**EXERCISE DIRECTIONS**
The records below must be written out exactly, with every picture left behind.

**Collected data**
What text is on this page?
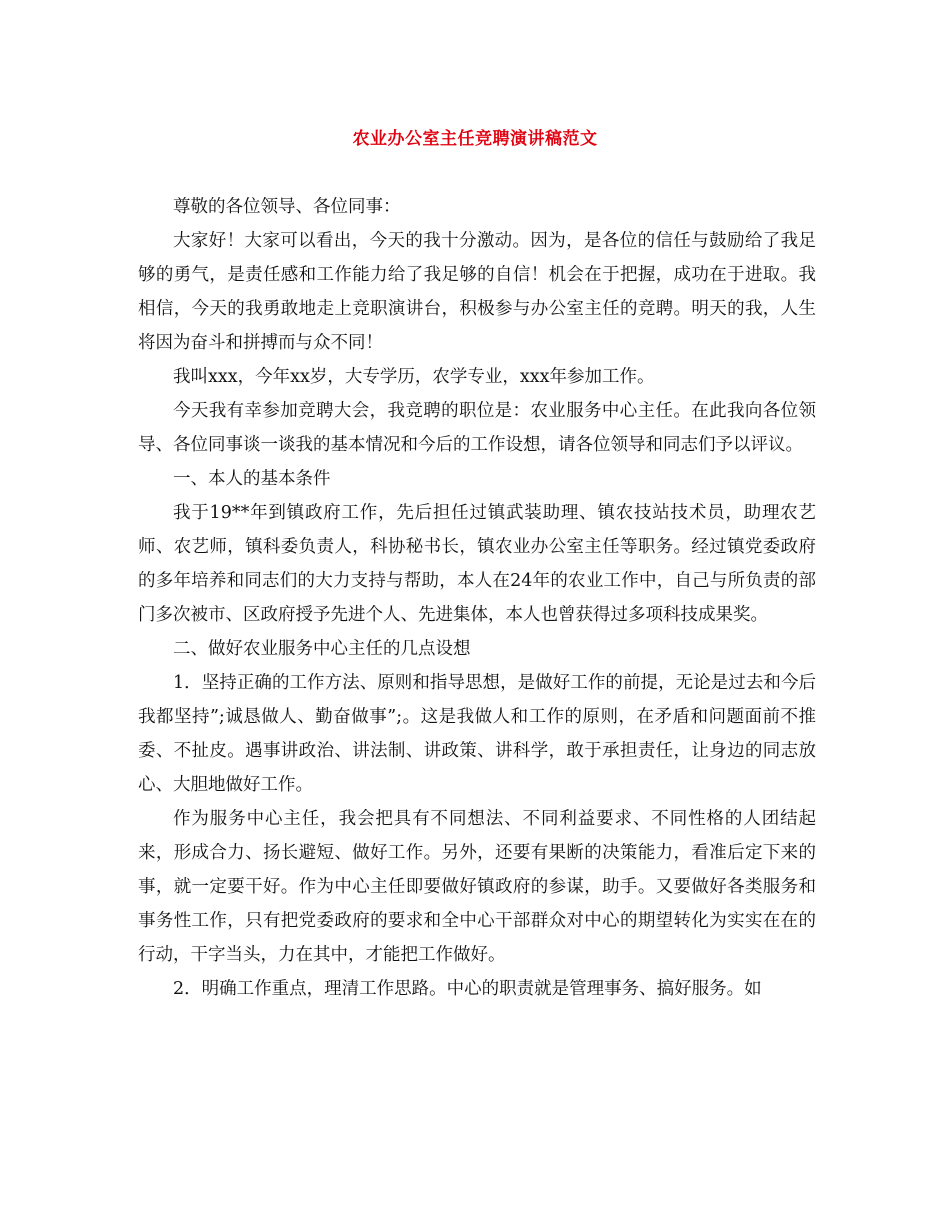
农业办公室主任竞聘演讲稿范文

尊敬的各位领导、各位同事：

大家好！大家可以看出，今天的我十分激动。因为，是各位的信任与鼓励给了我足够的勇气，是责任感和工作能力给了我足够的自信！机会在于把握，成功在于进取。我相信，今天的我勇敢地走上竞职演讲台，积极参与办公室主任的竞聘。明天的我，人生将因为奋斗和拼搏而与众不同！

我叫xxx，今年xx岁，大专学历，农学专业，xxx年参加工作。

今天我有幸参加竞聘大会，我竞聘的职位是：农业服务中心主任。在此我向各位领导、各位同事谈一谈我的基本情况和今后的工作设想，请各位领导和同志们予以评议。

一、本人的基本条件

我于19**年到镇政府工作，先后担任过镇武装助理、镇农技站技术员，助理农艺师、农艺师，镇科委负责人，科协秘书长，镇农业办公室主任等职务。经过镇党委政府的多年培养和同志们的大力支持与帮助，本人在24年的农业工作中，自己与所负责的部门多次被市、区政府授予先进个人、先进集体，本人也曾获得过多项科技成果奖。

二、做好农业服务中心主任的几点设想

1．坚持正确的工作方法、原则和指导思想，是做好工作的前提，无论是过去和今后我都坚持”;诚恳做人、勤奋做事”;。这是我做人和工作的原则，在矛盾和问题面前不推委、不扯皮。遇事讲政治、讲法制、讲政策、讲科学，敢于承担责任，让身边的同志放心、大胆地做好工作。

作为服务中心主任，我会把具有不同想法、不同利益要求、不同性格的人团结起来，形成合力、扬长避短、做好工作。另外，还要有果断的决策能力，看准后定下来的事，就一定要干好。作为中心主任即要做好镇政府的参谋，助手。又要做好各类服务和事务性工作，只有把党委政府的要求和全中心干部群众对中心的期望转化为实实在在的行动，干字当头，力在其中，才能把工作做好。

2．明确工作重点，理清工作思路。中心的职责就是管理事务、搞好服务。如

**RESPONSE TO THIS TASK**
What text is on this page?
农业办公室主任竞聘演讲稿范文

尊敬的各位领导、各位同事：

大家好！大家可以看出，今天的我十分激动。因为，是各位的信任与鼓励给了我足够的勇气，是责任感和工作能力给了我足够的自信！机会在于把握，成功在于进取。我相信，今天的我勇敢地走上竞职演讲台，积极参与办公室主任的竞聘。明天的我，人生将因为奋斗和拼搏而与众不同！

我叫xxx，今年xx岁，大专学历，农学专业，xxx年参加工作。

今天我有幸参加竞聘大会，我竞聘的职位是：农业服务中心主任。在此我向各位领导、各位同事谈一谈我的基本情况和今后的工作设想，请各位领导和同志们予以评议。

一、本人的基本条件

我于19**年到镇政府工作，先后担任过镇武装助理、镇农技站技术员，助理农艺师、农艺师，镇科委负责人，科协秘书长，镇农业办公室主任等职务。经过镇党委政府的多年培养和同志们的大力支持与帮助，本人在24年的农业工作中，自己与所负责的部门多次被市、区政府授予先进个人、先进集体，本人也曾获得过多项科技成果奖。

二、做好农业服务中心主任的几点设想

1．坚持正确的工作方法、原则和指导思想，是做好工作的前提，无论是过去和今后我都坚持”;诚恳做人、勤奋做事”;。这是我做人和工作的原则，在矛盾和问题面前不推委、不扯皮。遇事讲政治、讲法制、讲政策、讲科学，敢于承担责任，让身边的同志放心、大胆地做好工作。

作为服务中心主任，我会把具有不同想法、不同利益要求、不同性格的人团结起来，形成合力、扬长避短、做好工作。另外，还要有果断的决策能力，看准后定下来的事，就一定要干好。作为中心主任即要做好镇政府的参谋，助手。又要做好各类服务和事务性工作，只有把党委政府的要求和全中心干部群众对中心的期望转化为实实在在的行动，干字当头，力在其中，才能把工作做好。

2．明确工作重点，理清工作思路。中心的职责就是管理事务、搞好服务。如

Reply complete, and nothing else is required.